[Source text]

(begin)

## Predicting uncertainty with (deep) neural networks

### Selected Distribution - Standard Exponential

Hypothesis: 
    - Do we obtain better results if we try to learn lambda (exp.parameter) instead of the variance (gaussian)?

https://math.stackexchange.com/questions/101481/calculating-maximum-likelihood-estimation-of-the-exponential-distribution-and-pr

**NOTE**: This notebook has been adapted from the original version : https://github.com/sthorn/deep-learning-explorations/blob/master/predicting-uncertainty.ipynb*

### Imports 

In [None]:
import numpy as np
import matplotlib.pyplot as plt
import torch
from torch.autograd import Variable
import torch.nn.functional as F
import statistics as stat

%matplotlib inline

### Generate some random data

In [None]:
# Generate some linearly related data
np.random.seed(2019)

n_samples = 10000
x = np.random.standard_exponential(n_samples)

sin_ = 0.4 * np.sin(x*4*np.pi)
eps = np.random.standard_exponential(size=n_samples) * sin_ # noise
y_1 = 2*x + 1 
y = y_1 + eps # linear data with noise

### Describe the generated data

In [None]:
# Plot the data
plt.figure(figsize=(14,6))
plt.title('Generated synthetic data')

(end)

[Objective 1] In the uncertainty-prediction notebook, rewrite the code block beginning "# Generate some linearly related data" as a short list of the steps it carries out.
The records have no connection to the uncertainty-prediction notebook.

[Material to process]

(begin)

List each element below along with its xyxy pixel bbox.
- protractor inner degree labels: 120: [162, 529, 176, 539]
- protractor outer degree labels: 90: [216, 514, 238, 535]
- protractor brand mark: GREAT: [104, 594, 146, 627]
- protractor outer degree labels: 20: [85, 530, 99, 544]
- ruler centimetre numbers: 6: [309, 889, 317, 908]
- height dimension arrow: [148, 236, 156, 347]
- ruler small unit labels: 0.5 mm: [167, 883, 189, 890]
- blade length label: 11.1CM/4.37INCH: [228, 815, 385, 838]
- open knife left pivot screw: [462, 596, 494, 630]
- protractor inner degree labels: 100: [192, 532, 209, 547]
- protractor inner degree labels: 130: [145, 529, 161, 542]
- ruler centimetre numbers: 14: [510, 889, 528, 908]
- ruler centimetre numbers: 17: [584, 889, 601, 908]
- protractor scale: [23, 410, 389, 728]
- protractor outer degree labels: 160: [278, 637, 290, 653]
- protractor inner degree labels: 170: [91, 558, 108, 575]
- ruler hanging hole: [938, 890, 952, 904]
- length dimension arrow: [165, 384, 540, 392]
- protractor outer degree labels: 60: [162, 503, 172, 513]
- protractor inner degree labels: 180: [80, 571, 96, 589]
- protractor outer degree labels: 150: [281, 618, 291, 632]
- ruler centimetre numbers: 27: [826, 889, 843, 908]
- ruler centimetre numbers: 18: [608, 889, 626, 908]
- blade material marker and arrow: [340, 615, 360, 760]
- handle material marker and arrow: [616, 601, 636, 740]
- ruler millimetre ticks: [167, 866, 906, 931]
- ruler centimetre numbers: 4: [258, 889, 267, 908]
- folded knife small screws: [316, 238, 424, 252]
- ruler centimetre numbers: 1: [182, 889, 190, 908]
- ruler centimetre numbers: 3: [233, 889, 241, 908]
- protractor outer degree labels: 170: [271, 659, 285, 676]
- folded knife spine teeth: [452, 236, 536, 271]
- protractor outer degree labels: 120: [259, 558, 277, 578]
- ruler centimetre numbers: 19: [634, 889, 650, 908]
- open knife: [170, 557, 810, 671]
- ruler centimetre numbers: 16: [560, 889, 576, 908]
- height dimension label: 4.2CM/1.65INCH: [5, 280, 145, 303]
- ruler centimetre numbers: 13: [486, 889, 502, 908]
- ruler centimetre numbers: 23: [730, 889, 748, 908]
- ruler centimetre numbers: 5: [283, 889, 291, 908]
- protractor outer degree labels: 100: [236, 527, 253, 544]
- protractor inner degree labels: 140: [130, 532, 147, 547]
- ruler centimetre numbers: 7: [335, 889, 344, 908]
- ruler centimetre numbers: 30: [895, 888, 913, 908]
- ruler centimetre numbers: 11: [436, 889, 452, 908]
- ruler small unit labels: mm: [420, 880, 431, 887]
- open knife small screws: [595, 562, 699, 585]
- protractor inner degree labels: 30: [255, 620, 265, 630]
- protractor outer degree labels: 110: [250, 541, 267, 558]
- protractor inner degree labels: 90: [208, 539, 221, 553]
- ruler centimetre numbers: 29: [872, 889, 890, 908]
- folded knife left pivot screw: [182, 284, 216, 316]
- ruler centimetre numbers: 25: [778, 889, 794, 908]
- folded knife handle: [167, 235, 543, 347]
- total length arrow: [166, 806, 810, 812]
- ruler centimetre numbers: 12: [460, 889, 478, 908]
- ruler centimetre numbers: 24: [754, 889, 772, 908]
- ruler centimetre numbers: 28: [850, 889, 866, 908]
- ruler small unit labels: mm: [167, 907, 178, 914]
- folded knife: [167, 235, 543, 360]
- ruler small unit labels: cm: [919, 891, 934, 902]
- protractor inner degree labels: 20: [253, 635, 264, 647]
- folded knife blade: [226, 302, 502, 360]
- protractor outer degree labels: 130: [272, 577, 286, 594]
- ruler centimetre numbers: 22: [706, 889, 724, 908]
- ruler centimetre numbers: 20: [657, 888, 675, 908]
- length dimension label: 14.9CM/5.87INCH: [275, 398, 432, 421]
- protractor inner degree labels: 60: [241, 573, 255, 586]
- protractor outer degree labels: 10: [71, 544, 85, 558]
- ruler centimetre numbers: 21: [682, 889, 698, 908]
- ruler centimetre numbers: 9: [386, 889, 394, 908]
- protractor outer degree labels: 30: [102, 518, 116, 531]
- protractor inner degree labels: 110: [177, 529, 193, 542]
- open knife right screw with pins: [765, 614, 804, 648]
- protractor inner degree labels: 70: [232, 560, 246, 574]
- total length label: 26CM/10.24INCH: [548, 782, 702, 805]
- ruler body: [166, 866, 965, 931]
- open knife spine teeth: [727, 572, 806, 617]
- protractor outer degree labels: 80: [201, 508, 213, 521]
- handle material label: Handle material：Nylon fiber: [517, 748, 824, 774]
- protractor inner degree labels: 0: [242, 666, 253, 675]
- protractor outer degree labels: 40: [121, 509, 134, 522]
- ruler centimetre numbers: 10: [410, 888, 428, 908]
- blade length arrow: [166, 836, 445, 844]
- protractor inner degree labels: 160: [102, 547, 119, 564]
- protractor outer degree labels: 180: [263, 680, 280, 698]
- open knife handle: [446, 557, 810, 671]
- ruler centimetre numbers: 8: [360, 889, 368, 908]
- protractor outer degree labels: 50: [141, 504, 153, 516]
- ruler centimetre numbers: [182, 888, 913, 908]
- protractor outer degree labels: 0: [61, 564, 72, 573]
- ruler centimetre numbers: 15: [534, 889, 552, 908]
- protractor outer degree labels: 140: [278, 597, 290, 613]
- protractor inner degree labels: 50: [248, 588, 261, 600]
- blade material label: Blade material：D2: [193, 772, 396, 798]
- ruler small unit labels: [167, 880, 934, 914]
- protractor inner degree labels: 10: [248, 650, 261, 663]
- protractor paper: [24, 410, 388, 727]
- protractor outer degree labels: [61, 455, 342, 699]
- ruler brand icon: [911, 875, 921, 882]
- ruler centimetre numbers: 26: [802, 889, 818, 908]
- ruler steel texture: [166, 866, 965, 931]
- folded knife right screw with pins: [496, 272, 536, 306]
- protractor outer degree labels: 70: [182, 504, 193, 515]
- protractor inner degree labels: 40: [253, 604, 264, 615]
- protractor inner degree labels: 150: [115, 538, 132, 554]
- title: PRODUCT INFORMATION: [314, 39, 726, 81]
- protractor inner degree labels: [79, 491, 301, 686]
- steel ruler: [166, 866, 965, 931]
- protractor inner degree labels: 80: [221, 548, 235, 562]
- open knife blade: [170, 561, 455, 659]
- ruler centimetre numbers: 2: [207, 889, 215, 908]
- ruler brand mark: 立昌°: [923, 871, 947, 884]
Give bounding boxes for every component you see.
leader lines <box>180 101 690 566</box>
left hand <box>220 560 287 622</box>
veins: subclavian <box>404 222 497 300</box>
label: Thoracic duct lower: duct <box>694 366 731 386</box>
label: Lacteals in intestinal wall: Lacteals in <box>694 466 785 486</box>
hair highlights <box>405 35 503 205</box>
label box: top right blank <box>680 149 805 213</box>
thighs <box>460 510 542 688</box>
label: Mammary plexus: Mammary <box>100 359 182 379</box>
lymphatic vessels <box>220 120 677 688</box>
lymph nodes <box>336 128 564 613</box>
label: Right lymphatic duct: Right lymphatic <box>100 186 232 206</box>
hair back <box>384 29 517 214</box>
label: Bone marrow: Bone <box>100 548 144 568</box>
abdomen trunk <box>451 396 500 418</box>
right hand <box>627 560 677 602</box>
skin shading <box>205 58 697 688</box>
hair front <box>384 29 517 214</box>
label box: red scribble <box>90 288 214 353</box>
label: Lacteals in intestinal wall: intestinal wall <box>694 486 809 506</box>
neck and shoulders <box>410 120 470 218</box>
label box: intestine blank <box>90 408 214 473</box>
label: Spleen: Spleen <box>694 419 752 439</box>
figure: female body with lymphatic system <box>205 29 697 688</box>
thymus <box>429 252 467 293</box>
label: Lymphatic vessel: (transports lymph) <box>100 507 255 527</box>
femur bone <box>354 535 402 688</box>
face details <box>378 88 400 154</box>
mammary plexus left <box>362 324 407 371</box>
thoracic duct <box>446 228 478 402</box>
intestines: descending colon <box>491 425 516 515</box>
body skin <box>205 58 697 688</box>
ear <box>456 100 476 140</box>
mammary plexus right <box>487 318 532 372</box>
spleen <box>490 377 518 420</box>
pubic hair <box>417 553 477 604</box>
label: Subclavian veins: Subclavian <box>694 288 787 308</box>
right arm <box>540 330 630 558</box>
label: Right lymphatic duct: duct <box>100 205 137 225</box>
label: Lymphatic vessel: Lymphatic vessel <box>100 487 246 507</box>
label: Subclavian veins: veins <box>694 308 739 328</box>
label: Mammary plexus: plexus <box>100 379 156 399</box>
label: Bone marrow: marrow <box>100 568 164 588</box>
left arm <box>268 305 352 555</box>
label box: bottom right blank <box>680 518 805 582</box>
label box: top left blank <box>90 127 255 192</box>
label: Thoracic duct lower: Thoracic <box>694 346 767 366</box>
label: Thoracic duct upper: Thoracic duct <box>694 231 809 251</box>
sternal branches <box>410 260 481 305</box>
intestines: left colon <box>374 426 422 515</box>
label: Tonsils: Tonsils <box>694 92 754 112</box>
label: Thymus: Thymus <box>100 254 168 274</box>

(end)

[Objective 2] Repeat the lines of the records from the start of the records through the line containing "- ruler centimetre numbers: 17: [584, 889, 601, 908]", both included.

[Written reply 1]
- Sets the random seed to 2019.
- Draws 10,000 values of x from a standard exponential distribution.
- Computes a sine term, 0.4 · sin(4πx).
- Builds the noise by multiplying new standard exponential draws by that sine term.
- Sets y to 2x + 1 plus the noise, giving linear data with noise.

[Written reply 2]
List each element below along with its xyxy pixel bbox.
- protractor inner degree labels: 120: [162, 529, 176, 539]
- protractor outer degree labels: 90: [216, 514, 238, 535]
- protractor brand mark: GREAT: [104, 594, 146, 627]
- protractor outer degree labels: 20: [85, 530, 99, 544]
- ruler centimetre numbers: 6: [309, 889, 317, 908]
- height dimension arrow: [148, 236, 156, 347]
- ruler small unit labels: 0.5 mm: [167, 883, 189, 890]
- blade length label: 11.1CM/4.37INCH: [228, 815, 385, 838]
- open knife left pivot screw: [462, 596, 494, 630]
- protractor inner degree labels: 100: [192, 532, 209, 547]
- protractor inner degree labels: 130: [145, 529, 161, 542]
- ruler centimetre numbers: 14: [510, 889, 528, 908]
- ruler centimetre numbers: 17: [584, 889, 601, 908]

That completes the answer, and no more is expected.